▶ **Problem statement**
In your copy, repeat the records exactly and leave out the pictures.

>> Start Records

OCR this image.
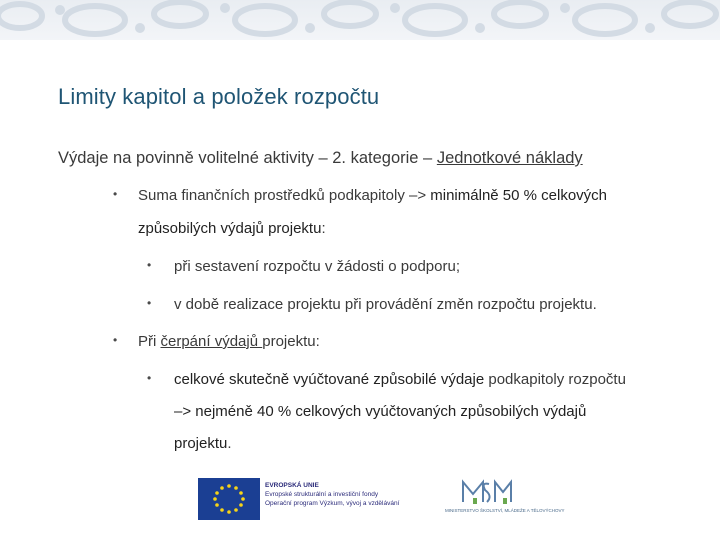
Limity kapitol a položek rozpočtu
Výdaje na povinně volitelné aktivity – 2. kategorie – Jednotkové náklady
• Suma finančních prostředků podkapitoly –> minimálně 50 % celkových
způsobilých výdajů projektu:
• při sestavení rozpočtu v žádosti o podporu;
• v době realizace projektu při provádění změn rozpočtu projektu.
• Při čerpání výdajů projektu:
• celkové skutečně vyúčtované způsobilé výdaje podkapitoly rozpočtu
–> nejméně 40 % celkových vyúčtovaných způsobilých výdajů
projektu.
EVROPSKÁ UNIE
Evropské strukturální a investiční fondy
Operační program Výzkum, vývoj a vzdělávání
MINISTERSTVO ŠKOLSTVÍ, MLÁDEŽE A TĚLOVÝCHOVY
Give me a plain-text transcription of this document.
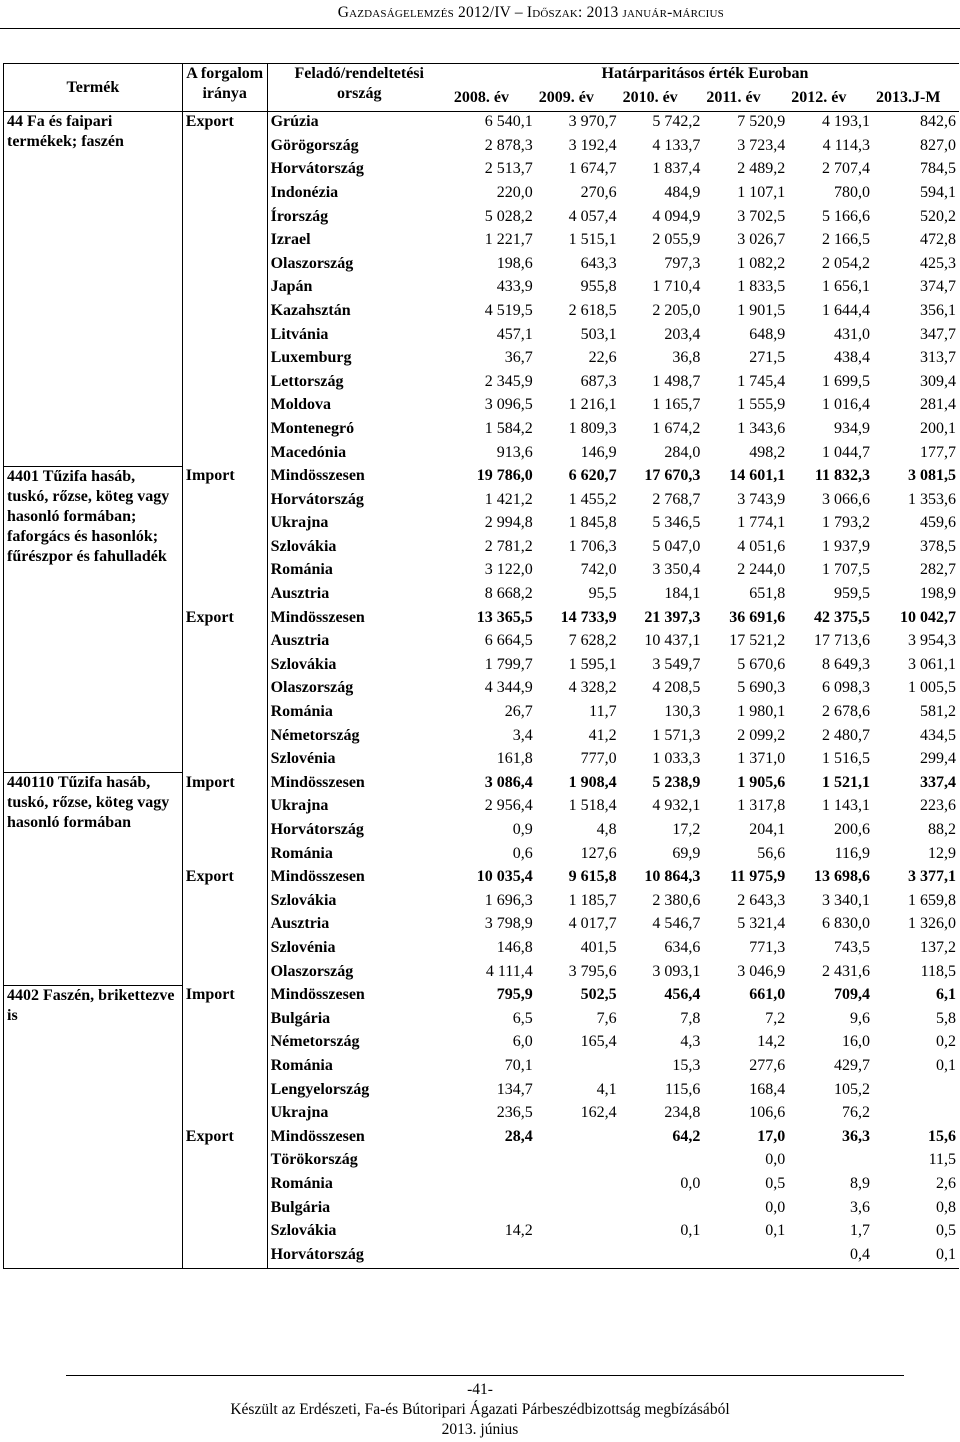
Gazdaságelemzés 2012/IV – Időszak: 2013 január-március
Termék	A forgalom iránya	Feladó/rendeltetési ország	Határparitásos érték Euroban					
			2008. év	2009. év	2010. év	2011. év	2012. év	2013.J-M
44 Fa és faipari termékek; faszén	Export	Grúzia	6 540,1	3 970,7	5 742,2	7 520,9	4 193,1	842,6
		Görögország	2 878,3	3 192,4	4 133,7	3 723,4	4 114,3	827,0
		Horvátország	2 513,7	1 674,7	1 837,4	2 489,2	2 707,4	784,5
		Indonézia	220,0	270,6	484,9	1 107,1	780,0	594,1
		Írország	5 028,2	4 057,4	4 094,9	3 702,5	5 166,6	520,2
		Izrael	1 221,7	1 515,1	2 055,9	3 026,7	2 166,5	472,8
		Olaszország	198,6	643,3	797,3	1 082,2	2 054,2	425,3
		Japán	433,9	955,8	1 710,4	1 833,5	1 656,1	374,7
		Kazahsztán	4 519,5	2 618,5	2 205,0	1 901,5	1 644,4	356,1
		Litvánia	457,1	503,1	203,4	648,9	431,0	347,7
		Luxemburg	36,7	22,6	36,8	271,5	438,4	313,7
		Lettország	2 345,9	687,3	1 498,7	1 745,4	1 699,5	309,4
		Moldova	3 096,5	1 216,1	1 165,7	1 555,9	1 016,4	281,4
		Montenegró	1 584,2	1 809,3	1 674,2	1 343,6	934,9	200,1
		Macedónia	913,6	146,9	284,0	498,2	1 044,7	177,7
4401 Tűzifa hasáb, tuskó, rőzse, köteg vagy hasonló formában; faforgács és hasonlók; fűrészpor és fahulladék	Import	Mindösszesen	19 786,0	6 620,7	17 670,3	14 601,1	11 832,3	3 081,5
		Horvátország	1 421,2	1 455,2	2 768,7	3 743,9	3 066,6	1 353,6
		Ukrajna	2 994,8	1 845,8	5 346,5	1 774,1	1 793,2	459,6
		Szlovákia	2 781,2	1 706,3	5 047,0	4 051,6	1 937,9	378,5
		Románia	3 122,0	742,0	3 350,4	2 244,0	1 707,5	282,7
		Ausztria	8 668,2	95,5	184,1	651,8	959,5	198,9
	Export	Mindösszesen	13 365,5	14 733,9	21 397,3	36 691,6	42 375,5	10 042,7
		Ausztria	6 664,5	7 628,2	10 437,1	17 521,2	17 713,6	3 954,3
		Szlovákia	1 799,7	1 595,1	3 549,7	5 670,6	8 649,3	3 061,1
		Olaszország	4 344,9	4 328,2	4 208,5	5 690,3	6 098,3	1 005,5
		Románia	26,7	11,7	130,3	1 980,1	2 678,6	581,2
		Németország	3,4	41,2	1 571,3	2 099,2	2 480,7	434,5
		Szlovénia	161,8	777,0	1 033,3	1 371,0	1 516,5	299,4
440110 Tűzifa hasáb, tuskó, rőzse, köteg vagy hasonló formában	Import	Mindösszesen	3 086,4	1 908,4	5 238,9	1 905,6	1 521,1	337,4
		Ukrajna	2 956,4	1 518,4	4 932,1	1 317,8	1 143,1	223,6
		Horvátország	0,9	4,8	17,2	204,1	200,6	88,2
		Románia	0,6	127,6	69,9	56,6	116,9	12,9
	Export	Mindösszesen	10 035,4	9 615,8	10 864,3	11 975,9	13 698,6	3 377,1
		Szlovákia	1 696,3	1 185,7	2 380,6	2 643,3	3 340,1	1 659,8
		Ausztria	3 798,9	4 017,7	4 546,7	5 321,4	6 830,0	1 326,0
		Szlovénia	146,8	401,5	634,6	771,3	743,5	137,2
		Olaszország	4 111,4	3 795,6	3 093,1	3 046,9	2 431,6	118,5
4402 Faszén, brikettezve is	Import	Mindösszesen	795,9	502,5	456,4	661,0	709,4	6,1
		Bulgária	6,5	7,6	7,8	7,2	9,6	5,8
		Németország	6,0	165,4	4,3	14,2	16,0	0,2
		Románia	70,1		15,3	277,6	429,7	0,1
		Lengyelország	134,7	4,1	115,6	168,4	105,2	
		Ukrajna	236,5	162,4	234,8	106,6	76,2	
	Export	Mindösszesen	28,4		64,2	17,0	36,3	15,6
		Törökország				0,0		11,5
		Románia			0,0	0,5	8,9	2,6
		Bulgária				0,0	3,6	0,8
		Szlovákia	14,2		0,1	0,1	1,7	0,5
		Horvátország					0,4	0,1
-41-
Készült az Erdészeti, Fa-és Bútoripari Ágazati Párbeszédbizottság megbízásából
2013. június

>> End Records

▶ **Task answer**
OCR this image.
Limity kapitol a položek rozpočtu
Výdaje na povinně volitelné aktivity – 2. kategorie – Jednotkové náklady
• Suma finančních prostředků podkapitoly –> minimálně 50 % celkových
způsobilých výdajů projektu:
• při sestavení rozpočtu v žádosti o podporu;
• v době realizace projektu při provádění změn rozpočtu projektu.
• Při čerpání výdajů projektu:
• celkové skutečně vyúčtované způsobilé výdaje podkapitoly rozpočtu
–> nejméně 40 % celkových vyúčtovaných způsobilých výdajů
projektu.
EVROPSKÁ UNIE
Evropské strukturální a investiční fondy
Operační program Výzkum, vývoj a vzdělávání
MINISTERSTVO ŠKOLSTVÍ, MLÁDEŽE A TĚLOVÝCHOVY
Give me a plain-text transcription of this document.
Gazdaságelemzés 2012/IV – Időszak: 2013 január-március
Termék	A forgalom iránya	Feladó/rendeltetési ország	Határparitásos érték Euroban					
			2008. év	2009. év	2010. év	2011. év	2012. év	2013.J-M
44 Fa és faipari termékek; faszén	Export	Grúzia	6 540,1	3 970,7	5 742,2	7 520,9	4 193,1	842,6
		Görögország	2 878,3	3 192,4	4 133,7	3 723,4	4 114,3	827,0
		Horvátország	2 513,7	1 674,7	1 837,4	2 489,2	2 707,4	784,5
		Indonézia	220,0	270,6	484,9	1 107,1	780,0	594,1
		Írország	5 028,2	4 057,4	4 094,9	3 702,5	5 166,6	520,2
		Izrael	1 221,7	1 515,1	2 055,9	3 026,7	2 166,5	472,8
		Olaszország	198,6	643,3	797,3	1 082,2	2 054,2	425,3
		Japán	433,9	955,8	1 710,4	1 833,5	1 656,1	374,7
		Kazahsztán	4 519,5	2 618,5	2 205,0	1 901,5	1 644,4	356,1
		Litvánia	457,1	503,1	203,4	648,9	431,0	347,7
		Luxemburg	36,7	22,6	36,8	271,5	438,4	313,7
		Lettország	2 345,9	687,3	1 498,7	1 745,4	1 699,5	309,4
		Moldova	3 096,5	1 216,1	1 165,7	1 555,9	1 016,4	281,4
		Montenegró	1 584,2	1 809,3	1 674,2	1 343,6	934,9	200,1
		Macedónia	913,6	146,9	284,0	498,2	1 044,7	177,7
4401 Tűzifa hasáb, tuskó, rőzse, köteg vagy hasonló formában; faforgács és hasonlók; fűrészpor és fahulladék	Import	Mindösszesen	19 786,0	6 620,7	17 670,3	14 601,1	11 832,3	3 081,5
		Horvátország	1 421,2	1 455,2	2 768,7	3 743,9	3 066,6	1 353,6
		Ukrajna	2 994,8	1 845,8	5 346,5	1 774,1	1 793,2	459,6
		Szlovákia	2 781,2	1 706,3	5 047,0	4 051,6	1 937,9	378,5
		Románia	3 122,0	742,0	3 350,4	2 244,0	1 707,5	282,7
		Ausztria	8 668,2	95,5	184,1	651,8	959,5	198,9
	Export	Mindösszesen	13 365,5	14 733,9	21 397,3	36 691,6	42 375,5	10 042,7
		Ausztria	6 664,5	7 628,2	10 437,1	17 521,2	17 713,6	3 954,3
		Szlovákia	1 799,7	1 595,1	3 549,7	5 670,6	8 649,3	3 061,1
		Olaszország	4 344,9	4 328,2	4 208,5	5 690,3	6 098,3	1 005,5
		Románia	26,7	11,7	130,3	1 980,1	2 678,6	581,2
		Németország	3,4	41,2	1 571,3	2 099,2	2 480,7	434,5
		Szlovénia	161,8	777,0	1 033,3	1 371,0	1 516,5	299,4
440110 Tűzifa hasáb, tuskó, rőzse, köteg vagy hasonló formában	Import	Mindösszesen	3 086,4	1 908,4	5 238,9	1 905,6	1 521,1	337,4
		Ukrajna	2 956,4	1 518,4	4 932,1	1 317,8	1 143,1	223,6
		Horvátország	0,9	4,8	17,2	204,1	200,6	88,2
		Románia	0,6	127,6	69,9	56,6	116,9	12,9
	Export	Mindösszesen	10 035,4	9 615,8	10 864,3	11 975,9	13 698,6	3 377,1
		Szlovákia	1 696,3	1 185,7	2 380,6	2 643,3	3 340,1	1 659,8
		Ausztria	3 798,9	4 017,7	4 546,7	5 321,4	6 830,0	1 326,0
		Szlovénia	146,8	401,5	634,6	771,3	743,5	137,2
		Olaszország	4 111,4	3 795,6	3 093,1	3 046,9	2 431,6	118,5
4402 Faszén, brikettezve is	Import	Mindösszesen	795,9	502,5	456,4	661,0	709,4	6,1
		Bulgária	6,5	7,6	7,8	7,2	9,6	5,8
		Németország	6,0	165,4	4,3	14,2	16,0	0,2
		Románia	70,1		15,3	277,6	429,7	0,1
		Lengyelország	134,7	4,1	115,6	168,4	105,2	
		Ukrajna	236,5	162,4	234,8	106,6	76,2	
	Export	Mindösszesen	28,4		64,2	17,0	36,3	15,6
		Törökország				0,0		11,5
		Románia			0,0	0,5	8,9	2,6
		Bulgária				0,0	3,6	0,8
		Szlovákia	14,2		0,1	0,1	1,7	0,5
		Horvátország					0,4	0,1
-41-
Készült az Erdészeti, Fa-és Bútoripari Ágazati Párbeszédbizottság megbízásából
2013. június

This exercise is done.